--- Supplied data ---
━━━

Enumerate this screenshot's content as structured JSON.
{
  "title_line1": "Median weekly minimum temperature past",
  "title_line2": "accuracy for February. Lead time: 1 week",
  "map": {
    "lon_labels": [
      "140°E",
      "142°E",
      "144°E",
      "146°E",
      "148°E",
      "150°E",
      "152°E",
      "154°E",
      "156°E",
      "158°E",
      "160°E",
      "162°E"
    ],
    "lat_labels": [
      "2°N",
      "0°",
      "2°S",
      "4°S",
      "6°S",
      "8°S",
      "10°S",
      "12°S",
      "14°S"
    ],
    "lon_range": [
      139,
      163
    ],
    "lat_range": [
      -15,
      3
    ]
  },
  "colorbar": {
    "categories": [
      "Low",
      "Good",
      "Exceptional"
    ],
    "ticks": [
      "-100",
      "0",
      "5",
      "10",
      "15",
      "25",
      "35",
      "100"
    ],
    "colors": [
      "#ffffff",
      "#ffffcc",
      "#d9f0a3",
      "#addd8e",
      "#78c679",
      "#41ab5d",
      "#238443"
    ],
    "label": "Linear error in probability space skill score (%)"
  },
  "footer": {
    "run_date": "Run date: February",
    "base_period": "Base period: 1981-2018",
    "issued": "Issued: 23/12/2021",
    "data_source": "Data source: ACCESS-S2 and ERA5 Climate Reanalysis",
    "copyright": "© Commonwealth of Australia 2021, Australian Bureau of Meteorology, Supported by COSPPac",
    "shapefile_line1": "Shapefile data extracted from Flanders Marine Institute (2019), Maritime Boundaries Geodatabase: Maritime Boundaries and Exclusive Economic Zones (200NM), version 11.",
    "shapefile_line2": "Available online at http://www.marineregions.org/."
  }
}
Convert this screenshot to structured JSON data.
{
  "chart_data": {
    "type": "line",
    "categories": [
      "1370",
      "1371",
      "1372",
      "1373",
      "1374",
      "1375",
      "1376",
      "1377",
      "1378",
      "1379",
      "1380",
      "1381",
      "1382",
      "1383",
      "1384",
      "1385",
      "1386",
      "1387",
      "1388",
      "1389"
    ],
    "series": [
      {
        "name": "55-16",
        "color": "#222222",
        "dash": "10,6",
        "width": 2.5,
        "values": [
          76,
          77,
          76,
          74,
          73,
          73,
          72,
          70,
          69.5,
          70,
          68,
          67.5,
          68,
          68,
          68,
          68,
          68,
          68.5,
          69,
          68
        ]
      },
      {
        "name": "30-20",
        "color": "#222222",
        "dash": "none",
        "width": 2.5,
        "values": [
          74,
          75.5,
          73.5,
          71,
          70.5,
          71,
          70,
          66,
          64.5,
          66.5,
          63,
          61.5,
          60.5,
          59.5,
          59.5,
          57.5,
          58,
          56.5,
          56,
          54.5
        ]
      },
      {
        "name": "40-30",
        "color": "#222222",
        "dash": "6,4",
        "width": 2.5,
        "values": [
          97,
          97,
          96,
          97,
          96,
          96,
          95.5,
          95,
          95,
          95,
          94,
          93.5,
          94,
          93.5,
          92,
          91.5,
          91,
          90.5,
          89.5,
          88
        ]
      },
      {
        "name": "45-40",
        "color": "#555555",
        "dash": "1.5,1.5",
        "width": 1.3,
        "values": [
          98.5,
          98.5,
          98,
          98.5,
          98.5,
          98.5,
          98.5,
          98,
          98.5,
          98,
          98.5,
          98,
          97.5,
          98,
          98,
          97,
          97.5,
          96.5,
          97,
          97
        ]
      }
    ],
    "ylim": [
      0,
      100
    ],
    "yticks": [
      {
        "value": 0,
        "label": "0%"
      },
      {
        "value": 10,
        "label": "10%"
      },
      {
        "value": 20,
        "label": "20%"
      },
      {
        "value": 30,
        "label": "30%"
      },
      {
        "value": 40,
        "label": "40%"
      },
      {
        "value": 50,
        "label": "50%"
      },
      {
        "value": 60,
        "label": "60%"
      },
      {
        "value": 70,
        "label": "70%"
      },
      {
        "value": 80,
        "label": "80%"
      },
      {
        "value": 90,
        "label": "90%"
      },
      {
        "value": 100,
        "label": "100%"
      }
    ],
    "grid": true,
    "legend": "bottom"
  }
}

━━━

--- Given exercise ---
Recopy the entries above in their entirety, exactly.

--- The output ---
Enumerate this screenshot's content as structured JSON.
{
  "title_line1": "Median weekly minimum temperature past",
  "title_line2": "accuracy for February. Lead time: 1 week",
  "map": {
    "lon_labels": [
      "140°E",
      "142°E",
      "144°E",
      "146°E",
      "148°E",
      "150°E",
      "152°E",
      "154°E",
      "156°E",
      "158°E",
      "160°E",
      "162°E"
    ],
    "lat_labels": [
      "2°N",
      "0°",
      "2°S",
      "4°S",
      "6°S",
      "8°S",
      "10°S",
      "12°S",
      "14°S"
    ],
    "lon_range": [
      139,
      163
    ],
    "lat_range": [
      -15,
      3
    ]
  },
  "colorbar": {
    "categories": [
      "Low",
      "Good",
      "Exceptional"
    ],
    "ticks": [
      "-100",
      "0",
      "5",
      "10",
      "15",
      "25",
      "35",
      "100"
    ],
    "colors": [
      "#ffffff",
      "#ffffcc",
      "#d9f0a3",
      "#addd8e",
      "#78c679",
      "#41ab5d",
      "#238443"
    ],
    "label": "Linear error in probability space skill score (%)"
  },
  "footer": {
    "run_date": "Run date: February",
    "base_period": "Base period: 1981-2018",
    "issued": "Issued: 23/12/2021",
    "data_source": "Data source: ACCESS-S2 and ERA5 Climate Reanalysis",
    "copyright": "© Commonwealth of Australia 2021, Australian Bureau of Meteorology, Supported by COSPPac",
    "shapefile_line1": "Shapefile data extracted from Flanders Marine Institute (2019), Maritime Boundaries Geodatabase: Maritime Boundaries and Exclusive Economic Zones (200NM), version 11.",
    "shapefile_line2": "Available online at http://www.marineregions.org/."
  }
}
Convert this screenshot to structured JSON data.
{
  "chart_data": {
    "type": "line",
    "categories": [
      "1370",
      "1371",
      "1372",
      "1373",
      "1374",
      "1375",
      "1376",
      "1377",
      "1378",
      "1379",
      "1380",
      "1381",
      "1382",
      "1383",
      "1384",
      "1385",
      "1386",
      "1387",
      "1388",
      "1389"
    ],
    "series": [
      {
        "name": "55-16",
        "color": "#222222",
        "dash": "10,6",
        "width": 2.5,
        "values": [
          76,
          77,
          76,
          74,
          73,
          73,
          72,
          70,
          69.5,
          70,
          68,
          67.5,
          68,
          68,
          68,
          68,
          68,
          68.5,
          69,
          68
        ]
      },
      {
        "name": "30-20",
        "color": "#222222",
        "dash": "none",
        "width": 2.5,
        "values": [
          74,
          75.5,
          73.5,
          71,
          70.5,
          71,
          70,
          66,
          64.5,
          66.5,
          63,
          61.5,
          60.5,
          59.5,
          59.5,
          57.5,
          58,
          56.5,
          56,
          54.5
        ]
      },
      {
        "name": "40-30",
        "color": "#222222",
        "dash": "6,4",
        "width": 2.5,
        "values": [
          97,
          97,
          96,
          97,
          96,
          96,
          95.5,
          95,
          95,
          95,
          94,
          93.5,
          94,
          93.5,
          92,
          91.5,
          91,
          90.5,
          89.5,
          88
        ]
      },
      {
        "name": "45-40",
        "color": "#555555",
        "dash": "1.5,1.5",
        "width": 1.3,
        "values": [
          98.5,
          98.5,
          98,
          98.5,
          98.5,
          98.5,
          98.5,
          98,
          98.5,
          98,
          98.5,
          98,
          97.5,
          98,
          98,
          97,
          97.5,
          96.5,
          97,
          97
        ]
      }
    ],
    "ylim": [
      0,
      100
    ],
    "yticks": [
      {
        "value": 0,
        "label": "0%"
      },
      {
        "value": 10,
        "label": "10%"
      },
      {
        "value": 20,
        "label": "20%"
      },
      {
        "value": 30,
        "label": "30%"
      },
      {
        "value": 40,
        "label": "40%"
      },
      {
        "value": 50,
        "label": "50%"
      },
      {
        "value": 60,
        "label": "60%"
      },
      {
        "value": 70,
        "label": "70%"
      },
      {
        "value": 80,
        "label": "80%"
      },
      {
        "value": 90,
        "label": "90%"
      },
      {
        "value": 100,
        "label": "100%"
      }
    ],
    "grid": true,
    "legend": "bottom"
  }
}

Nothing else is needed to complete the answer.